(SUPPLIED INFORMATION):

==*==

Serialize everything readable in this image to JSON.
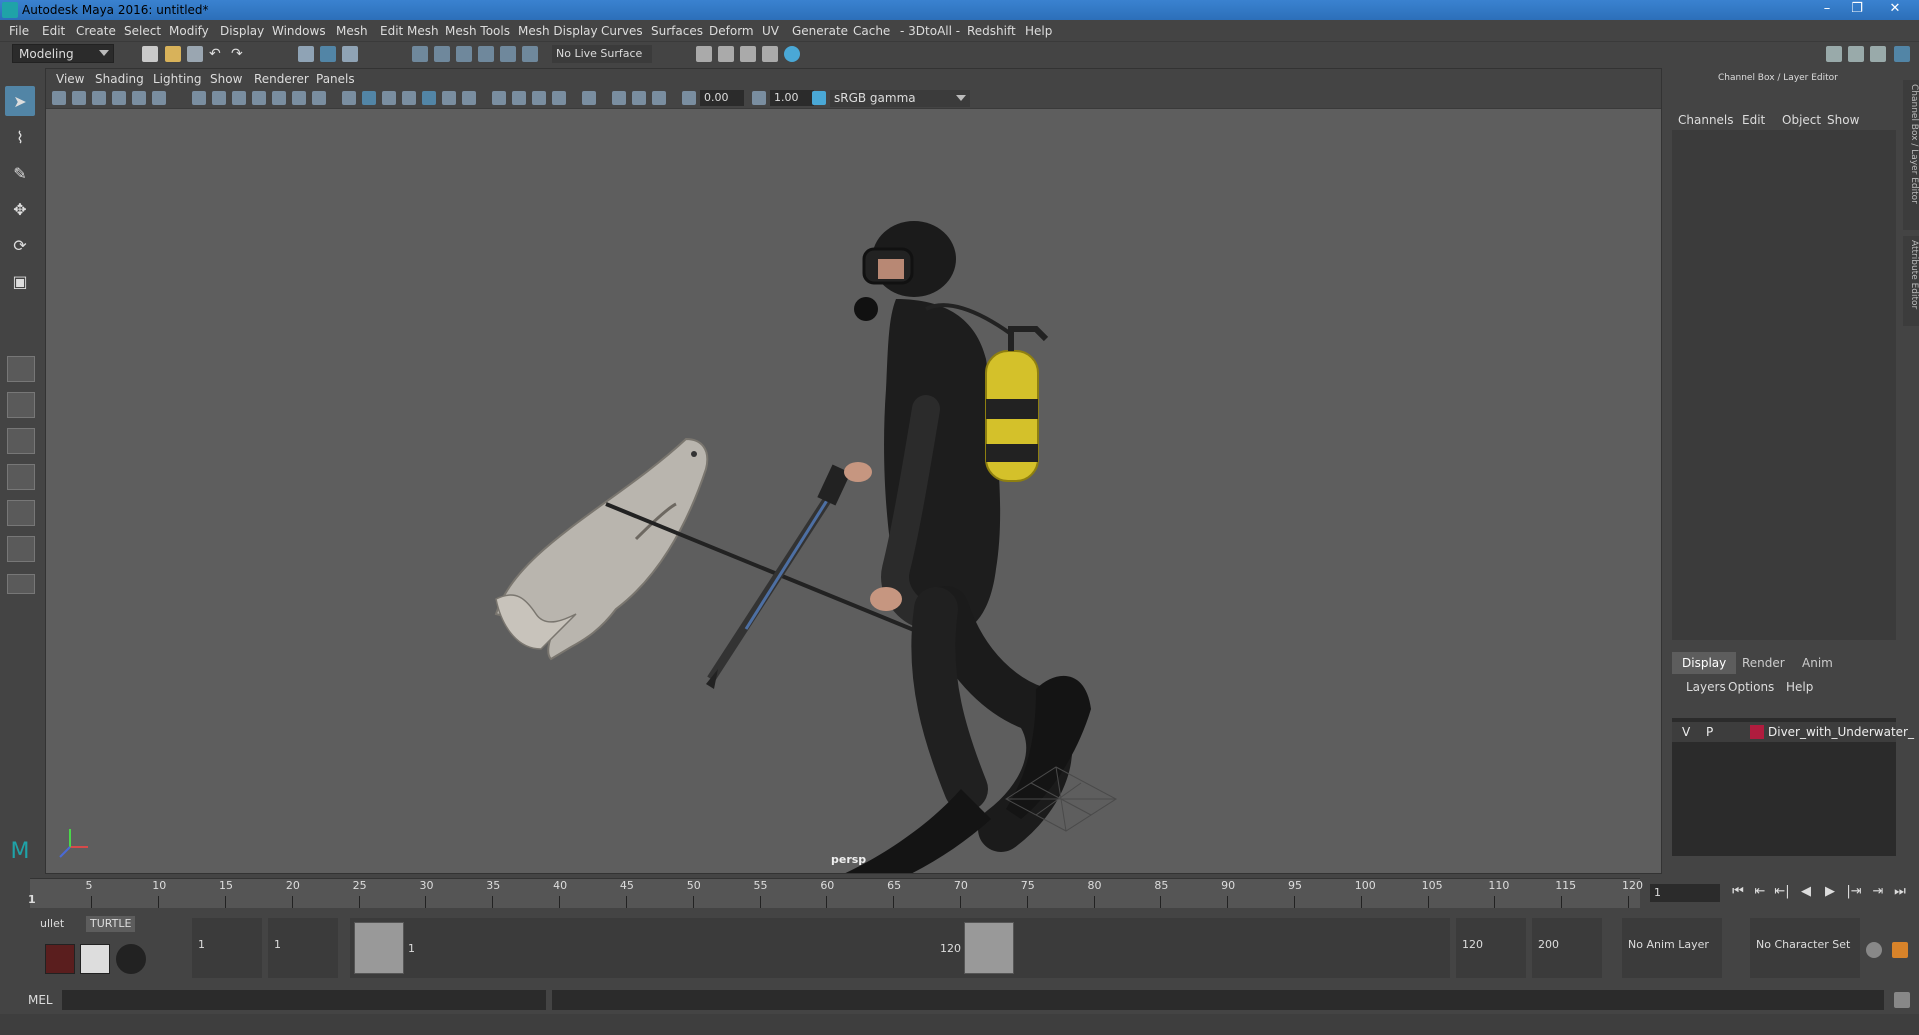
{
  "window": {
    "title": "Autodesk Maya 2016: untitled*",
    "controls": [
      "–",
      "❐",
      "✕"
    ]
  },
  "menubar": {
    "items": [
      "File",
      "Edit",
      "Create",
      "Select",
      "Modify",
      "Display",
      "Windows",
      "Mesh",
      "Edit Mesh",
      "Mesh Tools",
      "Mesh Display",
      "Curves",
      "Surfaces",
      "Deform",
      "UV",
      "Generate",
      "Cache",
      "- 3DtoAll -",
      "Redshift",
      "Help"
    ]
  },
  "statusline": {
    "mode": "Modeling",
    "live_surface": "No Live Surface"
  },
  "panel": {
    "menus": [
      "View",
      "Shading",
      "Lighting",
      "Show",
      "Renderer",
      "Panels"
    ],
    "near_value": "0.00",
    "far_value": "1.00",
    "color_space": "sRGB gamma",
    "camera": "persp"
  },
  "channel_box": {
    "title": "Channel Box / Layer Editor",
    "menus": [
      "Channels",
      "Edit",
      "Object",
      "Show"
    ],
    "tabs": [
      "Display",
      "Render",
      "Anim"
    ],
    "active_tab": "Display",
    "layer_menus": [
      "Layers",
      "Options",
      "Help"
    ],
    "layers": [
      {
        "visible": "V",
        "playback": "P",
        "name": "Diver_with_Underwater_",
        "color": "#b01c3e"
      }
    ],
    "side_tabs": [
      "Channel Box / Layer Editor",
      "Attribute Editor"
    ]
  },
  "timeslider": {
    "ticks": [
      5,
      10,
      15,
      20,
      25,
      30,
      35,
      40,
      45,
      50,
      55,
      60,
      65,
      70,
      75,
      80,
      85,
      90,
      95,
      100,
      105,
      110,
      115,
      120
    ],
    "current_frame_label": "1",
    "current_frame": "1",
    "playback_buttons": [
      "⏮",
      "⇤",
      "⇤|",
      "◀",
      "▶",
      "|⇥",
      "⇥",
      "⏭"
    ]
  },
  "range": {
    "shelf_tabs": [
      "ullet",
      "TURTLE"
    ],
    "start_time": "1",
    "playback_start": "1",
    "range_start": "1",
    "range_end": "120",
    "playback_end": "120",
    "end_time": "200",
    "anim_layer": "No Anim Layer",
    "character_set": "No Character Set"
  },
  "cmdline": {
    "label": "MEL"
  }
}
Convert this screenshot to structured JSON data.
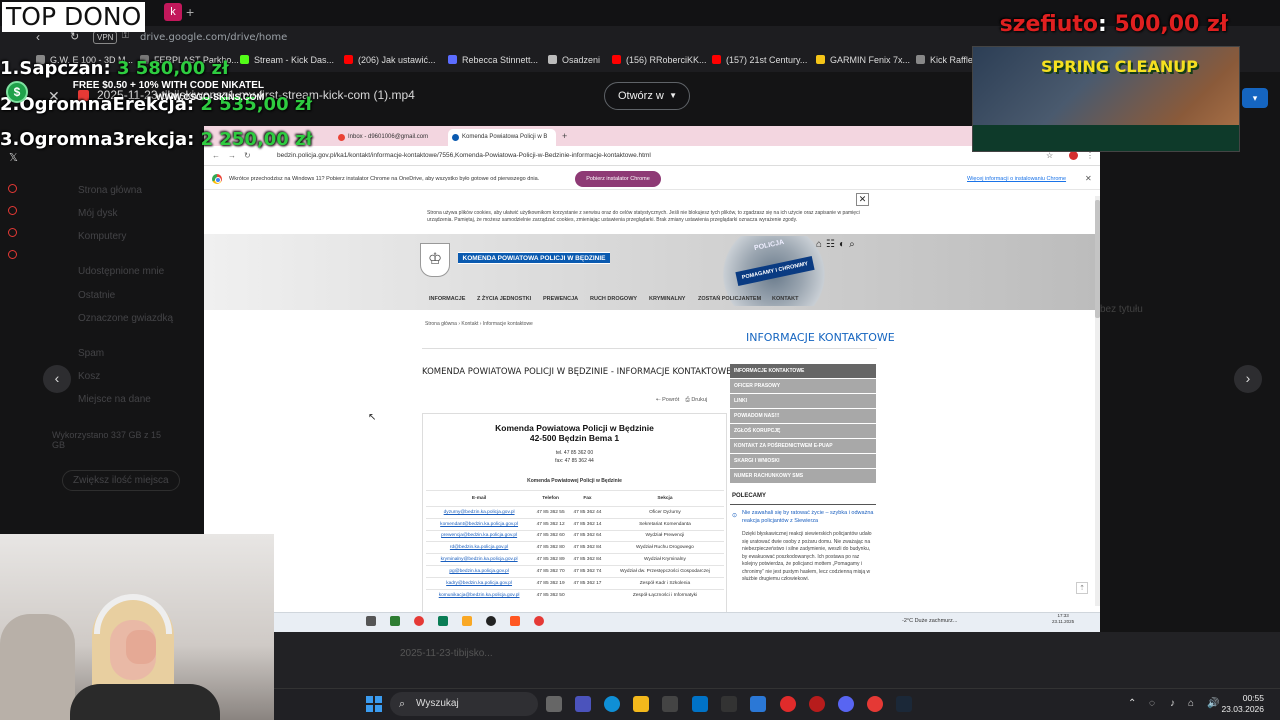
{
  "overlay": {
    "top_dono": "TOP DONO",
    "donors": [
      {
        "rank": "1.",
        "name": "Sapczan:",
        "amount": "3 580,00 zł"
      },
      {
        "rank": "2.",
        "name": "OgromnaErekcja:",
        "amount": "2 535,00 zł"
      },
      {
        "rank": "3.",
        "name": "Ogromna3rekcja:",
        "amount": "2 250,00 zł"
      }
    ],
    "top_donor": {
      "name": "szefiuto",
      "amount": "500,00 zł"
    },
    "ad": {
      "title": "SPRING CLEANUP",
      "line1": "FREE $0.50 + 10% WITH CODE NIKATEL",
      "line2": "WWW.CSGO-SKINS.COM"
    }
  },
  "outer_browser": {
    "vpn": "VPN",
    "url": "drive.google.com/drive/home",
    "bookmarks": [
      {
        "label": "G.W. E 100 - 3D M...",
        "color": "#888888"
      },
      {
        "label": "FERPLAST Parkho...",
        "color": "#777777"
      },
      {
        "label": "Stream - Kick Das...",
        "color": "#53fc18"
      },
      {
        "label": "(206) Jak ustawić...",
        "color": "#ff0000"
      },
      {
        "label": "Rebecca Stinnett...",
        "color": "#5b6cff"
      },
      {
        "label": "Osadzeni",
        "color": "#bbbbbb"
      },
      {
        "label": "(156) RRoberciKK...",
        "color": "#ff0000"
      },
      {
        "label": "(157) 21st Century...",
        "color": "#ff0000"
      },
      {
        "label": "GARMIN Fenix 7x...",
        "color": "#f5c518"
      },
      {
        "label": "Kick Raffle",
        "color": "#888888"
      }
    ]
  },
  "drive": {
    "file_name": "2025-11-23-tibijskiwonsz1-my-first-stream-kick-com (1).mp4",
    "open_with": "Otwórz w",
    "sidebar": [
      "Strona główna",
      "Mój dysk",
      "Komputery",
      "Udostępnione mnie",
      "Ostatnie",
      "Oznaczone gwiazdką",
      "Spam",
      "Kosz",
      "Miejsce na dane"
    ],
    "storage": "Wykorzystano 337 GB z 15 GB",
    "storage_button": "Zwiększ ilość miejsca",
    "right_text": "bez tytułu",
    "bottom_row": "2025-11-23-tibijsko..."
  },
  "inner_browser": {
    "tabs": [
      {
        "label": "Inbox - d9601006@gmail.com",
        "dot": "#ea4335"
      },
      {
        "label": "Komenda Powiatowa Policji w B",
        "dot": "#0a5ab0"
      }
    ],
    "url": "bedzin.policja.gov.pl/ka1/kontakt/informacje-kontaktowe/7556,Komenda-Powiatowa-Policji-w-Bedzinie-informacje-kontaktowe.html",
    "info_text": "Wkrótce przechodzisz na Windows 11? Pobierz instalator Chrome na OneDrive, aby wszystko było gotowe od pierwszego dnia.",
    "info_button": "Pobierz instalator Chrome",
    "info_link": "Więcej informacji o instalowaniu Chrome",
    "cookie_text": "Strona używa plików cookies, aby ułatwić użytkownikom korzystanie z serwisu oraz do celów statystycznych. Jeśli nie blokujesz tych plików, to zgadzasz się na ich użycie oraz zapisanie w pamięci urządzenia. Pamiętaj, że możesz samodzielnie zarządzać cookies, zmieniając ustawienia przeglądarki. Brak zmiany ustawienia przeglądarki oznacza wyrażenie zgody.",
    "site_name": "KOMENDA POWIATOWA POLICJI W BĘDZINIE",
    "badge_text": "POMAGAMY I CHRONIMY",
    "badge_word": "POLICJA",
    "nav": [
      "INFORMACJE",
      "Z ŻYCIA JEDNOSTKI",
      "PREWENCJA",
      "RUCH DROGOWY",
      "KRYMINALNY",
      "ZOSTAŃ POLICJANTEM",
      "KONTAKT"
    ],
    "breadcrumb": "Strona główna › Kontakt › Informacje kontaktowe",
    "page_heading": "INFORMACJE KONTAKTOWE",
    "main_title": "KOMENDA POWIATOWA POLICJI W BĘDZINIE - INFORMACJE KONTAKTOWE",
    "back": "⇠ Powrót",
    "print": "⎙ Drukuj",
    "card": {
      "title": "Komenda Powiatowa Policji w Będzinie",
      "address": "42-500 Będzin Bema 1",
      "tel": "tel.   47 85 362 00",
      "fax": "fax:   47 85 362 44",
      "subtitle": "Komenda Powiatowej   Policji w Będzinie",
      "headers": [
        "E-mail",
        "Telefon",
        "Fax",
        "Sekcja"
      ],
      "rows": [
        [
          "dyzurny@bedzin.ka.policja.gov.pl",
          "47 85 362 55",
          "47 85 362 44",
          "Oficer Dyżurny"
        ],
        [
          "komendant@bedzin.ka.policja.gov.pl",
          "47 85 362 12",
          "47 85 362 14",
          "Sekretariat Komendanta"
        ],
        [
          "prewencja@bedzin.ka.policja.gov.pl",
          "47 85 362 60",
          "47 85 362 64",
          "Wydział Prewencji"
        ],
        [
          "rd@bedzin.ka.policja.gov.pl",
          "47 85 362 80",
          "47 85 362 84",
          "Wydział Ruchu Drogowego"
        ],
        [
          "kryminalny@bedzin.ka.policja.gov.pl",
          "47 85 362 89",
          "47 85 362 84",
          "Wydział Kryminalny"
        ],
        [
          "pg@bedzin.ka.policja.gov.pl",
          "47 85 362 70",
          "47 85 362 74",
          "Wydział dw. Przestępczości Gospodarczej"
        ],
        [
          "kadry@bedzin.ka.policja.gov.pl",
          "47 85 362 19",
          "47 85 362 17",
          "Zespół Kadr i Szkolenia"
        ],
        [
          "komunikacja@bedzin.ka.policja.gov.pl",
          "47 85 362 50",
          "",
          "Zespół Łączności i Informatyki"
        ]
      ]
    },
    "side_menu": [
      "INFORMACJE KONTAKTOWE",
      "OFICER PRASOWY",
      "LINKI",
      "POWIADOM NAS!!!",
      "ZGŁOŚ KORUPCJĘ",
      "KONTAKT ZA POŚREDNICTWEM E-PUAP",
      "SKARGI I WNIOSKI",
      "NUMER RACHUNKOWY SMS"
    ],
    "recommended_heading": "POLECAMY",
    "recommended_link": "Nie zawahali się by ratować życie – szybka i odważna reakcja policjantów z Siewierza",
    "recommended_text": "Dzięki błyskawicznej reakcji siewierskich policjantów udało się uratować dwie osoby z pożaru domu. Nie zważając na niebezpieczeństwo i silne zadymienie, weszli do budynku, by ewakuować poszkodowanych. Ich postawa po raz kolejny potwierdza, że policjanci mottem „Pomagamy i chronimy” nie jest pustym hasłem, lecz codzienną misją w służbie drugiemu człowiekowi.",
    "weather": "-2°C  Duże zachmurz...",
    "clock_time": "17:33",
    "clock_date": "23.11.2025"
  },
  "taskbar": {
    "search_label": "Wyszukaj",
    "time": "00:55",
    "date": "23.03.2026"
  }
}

==*==

(INSTRUCTION): Go through the material above and count the lines that contain "Windows"; give that number alone.

(RESULT FOR THIS EXERCISE): 2